== THE TASK ==
Scan the data below for the string "cell". Copy every line where it appears.

-.-.-

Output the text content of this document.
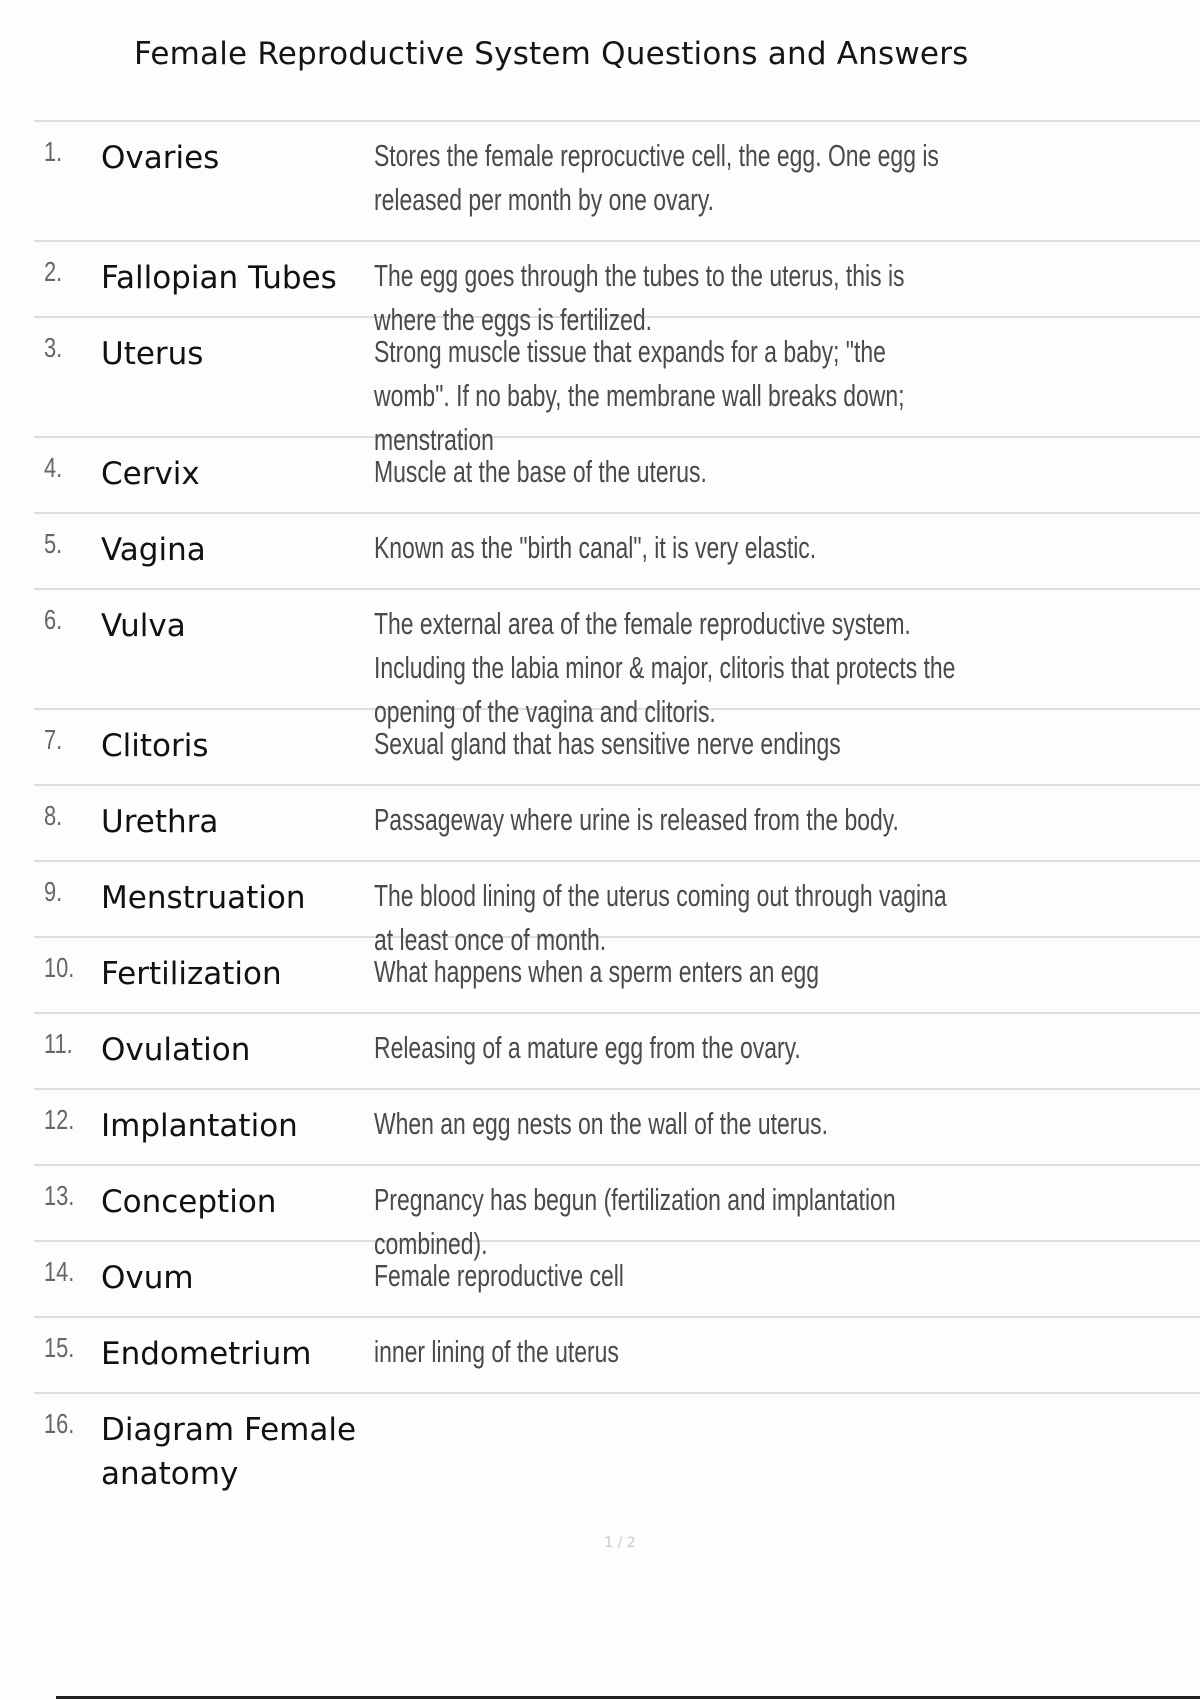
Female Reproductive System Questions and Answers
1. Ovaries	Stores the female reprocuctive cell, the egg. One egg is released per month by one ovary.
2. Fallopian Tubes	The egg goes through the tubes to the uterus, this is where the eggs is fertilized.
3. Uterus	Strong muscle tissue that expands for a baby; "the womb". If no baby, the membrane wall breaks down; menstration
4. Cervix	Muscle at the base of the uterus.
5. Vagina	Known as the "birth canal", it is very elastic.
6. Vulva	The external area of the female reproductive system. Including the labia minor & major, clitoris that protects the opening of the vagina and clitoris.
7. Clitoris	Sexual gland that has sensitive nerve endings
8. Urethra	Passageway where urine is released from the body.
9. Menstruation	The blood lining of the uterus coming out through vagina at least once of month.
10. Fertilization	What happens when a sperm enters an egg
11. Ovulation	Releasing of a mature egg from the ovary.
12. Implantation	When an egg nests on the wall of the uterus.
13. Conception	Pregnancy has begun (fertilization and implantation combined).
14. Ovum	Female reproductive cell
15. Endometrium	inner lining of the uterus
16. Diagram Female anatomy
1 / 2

-.-.-

== EXERCISE RESPONSE ==
1. Ovaries	Stores the female reprocuctive cell, the egg. One egg is released per month by one ovary.
14. Ovum	Female reproductive cell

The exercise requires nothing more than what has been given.